=== Task list ===
a) According to the David Jenkins biography, which amateur rugby union clubs did Jenkins represent?
b) Extend the David Jenkins biography, picking up after its final sentence.

=== Source document ===
----
David Jenkins

Personal information
- Full name: David Morgan Jenkins
- Born: 22 May 1901 Pyle, Wales
- Died: 22 April 1968 (aged 66) Bridgend, Wales

Playing information

Rugby union
- Position: Lock
Representative
| Years | Team | Pld | T | G | FG | P |
| 1926 | Wales | 4 | 0 | 0 | 0 | 0 |

Rugby league
- Position: Prop
Club
| Years | Team | Pld | T | G | FG | P |
| 1926–31 | Hunslet | 226 | 48 | 1 | 0 | 146 |
| 1932–34 | Leeds |  |  |  |  |  |
| 1934–?? | Dewsbury |  |  |  |  |  |
|  | Total | 226 | 48 | 1 | 0 | 146 |
Representative
| Years | Team | Pld | T | G | FG | P |
| 1927 | Glamorgan | ≥1 |  |  |  |  |
| 1927–32 | Wales | 4 | 1 | 0 | 0 | 3 |
| 1929 | Other Nationalities | 1 | 0 | 0 | 0 | 0 |
| 1929 | Great Britain | 1 | 0 | 0 | 0 | 0 |
- Source:

= David Morgan Jenkins =

GB & Wales rugby league & Wales RU footballer

David "Dai" Morgan Jenkins (22 May 1901 – 22 April 1968) was a Welsh dual-code international rugby union, and professional rugby league footballer who played in the 1920s and 1930s. As an amateur union player he represented Kenfig Hill, Treorchy and Glamorgan Police RFC, while as a professional rugby league footballer he played for Hunslet, Leeds and Dewsbury.
----
Saved entries:
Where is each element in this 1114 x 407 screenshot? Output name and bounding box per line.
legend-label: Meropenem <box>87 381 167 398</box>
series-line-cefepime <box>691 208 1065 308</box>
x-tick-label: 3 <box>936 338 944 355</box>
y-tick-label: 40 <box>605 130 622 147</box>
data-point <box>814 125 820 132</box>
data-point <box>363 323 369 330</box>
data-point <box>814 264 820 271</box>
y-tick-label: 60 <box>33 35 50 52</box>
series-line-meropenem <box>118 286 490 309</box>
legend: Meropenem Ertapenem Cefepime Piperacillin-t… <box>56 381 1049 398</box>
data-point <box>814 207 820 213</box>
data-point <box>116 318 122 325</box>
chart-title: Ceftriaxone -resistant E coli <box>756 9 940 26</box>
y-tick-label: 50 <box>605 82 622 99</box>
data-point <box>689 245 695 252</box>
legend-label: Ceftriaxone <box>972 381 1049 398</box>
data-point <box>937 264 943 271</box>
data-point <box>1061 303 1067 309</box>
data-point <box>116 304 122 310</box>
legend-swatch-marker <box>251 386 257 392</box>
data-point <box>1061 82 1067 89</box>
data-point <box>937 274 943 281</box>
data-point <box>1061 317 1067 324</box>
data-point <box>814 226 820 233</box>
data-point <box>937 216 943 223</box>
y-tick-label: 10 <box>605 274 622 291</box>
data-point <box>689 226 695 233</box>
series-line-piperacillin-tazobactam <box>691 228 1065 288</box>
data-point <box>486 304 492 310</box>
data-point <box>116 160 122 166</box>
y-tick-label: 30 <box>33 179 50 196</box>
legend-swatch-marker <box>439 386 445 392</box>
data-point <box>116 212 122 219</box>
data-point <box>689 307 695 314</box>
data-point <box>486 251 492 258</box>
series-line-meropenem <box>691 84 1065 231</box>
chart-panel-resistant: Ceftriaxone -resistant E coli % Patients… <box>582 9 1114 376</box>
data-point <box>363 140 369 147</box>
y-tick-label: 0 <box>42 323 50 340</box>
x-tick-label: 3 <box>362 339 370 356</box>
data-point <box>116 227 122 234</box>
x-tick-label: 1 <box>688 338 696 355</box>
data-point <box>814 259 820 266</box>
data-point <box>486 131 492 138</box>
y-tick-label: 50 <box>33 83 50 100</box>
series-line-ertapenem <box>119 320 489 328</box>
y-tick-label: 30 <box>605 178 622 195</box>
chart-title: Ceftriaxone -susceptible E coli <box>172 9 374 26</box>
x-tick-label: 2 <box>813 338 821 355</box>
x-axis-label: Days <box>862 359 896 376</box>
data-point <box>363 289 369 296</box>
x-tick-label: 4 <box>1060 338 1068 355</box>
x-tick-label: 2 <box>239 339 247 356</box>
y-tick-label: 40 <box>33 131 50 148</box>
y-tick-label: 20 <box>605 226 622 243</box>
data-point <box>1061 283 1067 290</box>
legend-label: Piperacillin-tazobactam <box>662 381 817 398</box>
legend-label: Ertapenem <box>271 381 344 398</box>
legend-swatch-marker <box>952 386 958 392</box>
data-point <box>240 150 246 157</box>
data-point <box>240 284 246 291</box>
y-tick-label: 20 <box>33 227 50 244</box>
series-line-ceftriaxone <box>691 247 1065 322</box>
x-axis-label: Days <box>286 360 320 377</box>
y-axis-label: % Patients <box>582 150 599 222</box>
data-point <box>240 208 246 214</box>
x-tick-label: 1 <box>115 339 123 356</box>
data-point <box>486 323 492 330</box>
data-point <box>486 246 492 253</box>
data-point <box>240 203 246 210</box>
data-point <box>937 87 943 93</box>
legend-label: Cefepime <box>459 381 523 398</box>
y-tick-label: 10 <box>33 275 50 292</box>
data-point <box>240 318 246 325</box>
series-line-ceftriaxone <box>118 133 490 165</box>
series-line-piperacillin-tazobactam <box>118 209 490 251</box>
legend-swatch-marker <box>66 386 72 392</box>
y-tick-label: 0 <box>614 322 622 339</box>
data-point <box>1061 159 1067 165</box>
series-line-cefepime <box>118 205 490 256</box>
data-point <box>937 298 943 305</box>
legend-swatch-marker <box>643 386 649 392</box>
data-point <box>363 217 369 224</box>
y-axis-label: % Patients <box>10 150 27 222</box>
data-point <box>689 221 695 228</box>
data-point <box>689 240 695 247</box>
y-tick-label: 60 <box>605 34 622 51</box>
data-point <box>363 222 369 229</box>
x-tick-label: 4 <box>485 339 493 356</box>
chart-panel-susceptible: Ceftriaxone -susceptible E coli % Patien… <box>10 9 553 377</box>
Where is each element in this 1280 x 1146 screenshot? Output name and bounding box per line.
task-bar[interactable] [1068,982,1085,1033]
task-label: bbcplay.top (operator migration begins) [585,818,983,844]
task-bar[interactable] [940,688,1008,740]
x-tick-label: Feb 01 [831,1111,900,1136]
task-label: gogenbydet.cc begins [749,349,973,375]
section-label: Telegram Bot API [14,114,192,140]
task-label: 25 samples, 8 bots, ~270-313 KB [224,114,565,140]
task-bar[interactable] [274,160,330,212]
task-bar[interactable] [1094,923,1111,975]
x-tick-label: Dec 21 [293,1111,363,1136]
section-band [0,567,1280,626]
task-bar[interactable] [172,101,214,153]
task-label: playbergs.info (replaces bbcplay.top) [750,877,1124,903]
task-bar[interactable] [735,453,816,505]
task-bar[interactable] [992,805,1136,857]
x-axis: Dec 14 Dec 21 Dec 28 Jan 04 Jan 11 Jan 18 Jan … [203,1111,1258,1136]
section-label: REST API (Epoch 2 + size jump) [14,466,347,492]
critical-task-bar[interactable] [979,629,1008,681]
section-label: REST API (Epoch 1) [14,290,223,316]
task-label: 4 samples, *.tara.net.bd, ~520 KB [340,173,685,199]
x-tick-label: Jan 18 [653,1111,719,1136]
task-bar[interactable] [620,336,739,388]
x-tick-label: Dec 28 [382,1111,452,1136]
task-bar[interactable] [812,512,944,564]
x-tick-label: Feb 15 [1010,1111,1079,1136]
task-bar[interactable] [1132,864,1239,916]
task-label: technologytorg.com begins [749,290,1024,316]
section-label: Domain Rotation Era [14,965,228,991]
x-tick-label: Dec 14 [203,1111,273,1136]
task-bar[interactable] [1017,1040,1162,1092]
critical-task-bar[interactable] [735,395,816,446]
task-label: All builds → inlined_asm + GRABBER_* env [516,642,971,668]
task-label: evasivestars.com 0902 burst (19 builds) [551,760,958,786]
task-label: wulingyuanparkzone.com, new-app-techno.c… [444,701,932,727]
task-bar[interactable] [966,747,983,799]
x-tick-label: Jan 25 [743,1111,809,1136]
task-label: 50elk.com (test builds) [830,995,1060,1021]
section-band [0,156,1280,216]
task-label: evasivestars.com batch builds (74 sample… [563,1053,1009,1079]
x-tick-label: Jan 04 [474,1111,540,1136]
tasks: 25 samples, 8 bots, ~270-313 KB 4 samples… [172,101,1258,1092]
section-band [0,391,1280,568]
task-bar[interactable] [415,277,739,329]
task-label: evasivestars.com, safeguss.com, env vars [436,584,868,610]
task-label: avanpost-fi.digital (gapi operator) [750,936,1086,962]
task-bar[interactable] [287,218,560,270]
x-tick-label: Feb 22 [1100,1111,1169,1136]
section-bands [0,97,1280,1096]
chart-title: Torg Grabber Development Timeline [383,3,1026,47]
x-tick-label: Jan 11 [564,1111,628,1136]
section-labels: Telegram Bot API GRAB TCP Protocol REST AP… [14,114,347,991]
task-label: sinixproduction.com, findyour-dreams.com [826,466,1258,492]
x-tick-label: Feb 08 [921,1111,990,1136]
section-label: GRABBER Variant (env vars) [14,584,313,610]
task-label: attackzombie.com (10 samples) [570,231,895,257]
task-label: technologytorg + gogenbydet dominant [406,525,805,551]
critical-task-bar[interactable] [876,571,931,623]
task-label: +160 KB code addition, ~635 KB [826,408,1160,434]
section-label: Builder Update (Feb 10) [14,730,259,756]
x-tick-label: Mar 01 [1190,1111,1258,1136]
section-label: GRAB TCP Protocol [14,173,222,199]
----
=== Task-by-task answers ===
a) Kenfig Hill, Treorchy and Glamorgan Police RFC.

b)
==Playing career==
Jenkins first played rugby as a school boy, representing Bryndu School in Kenfig Hill. A keen sportsman as a youth, he also enjoyed association football, and had trials with Swansea AFC. After leaving school he joined local club Kenfig Hill, but by the time he was selected to represent Wales in 1926, he had switched to Rhondda team, Treorchy. His first international appearance was in the opening Wales game of the 1926 Five Nations Championship; played against England at the Cardiff Arms Park. The game ended in a 3–3 draw, but Jenkins had done enough to secure his place with the Welsh selectors, and was chosen for the three remaining games of the Championship: a loss away to Scotland, followed by wins over Ireland and France. It is unknown if Jenkins would have been selected for any further rugby union internationals as in August 1926 he switched codes, becoming a professional rugby league footballer with Hunslet.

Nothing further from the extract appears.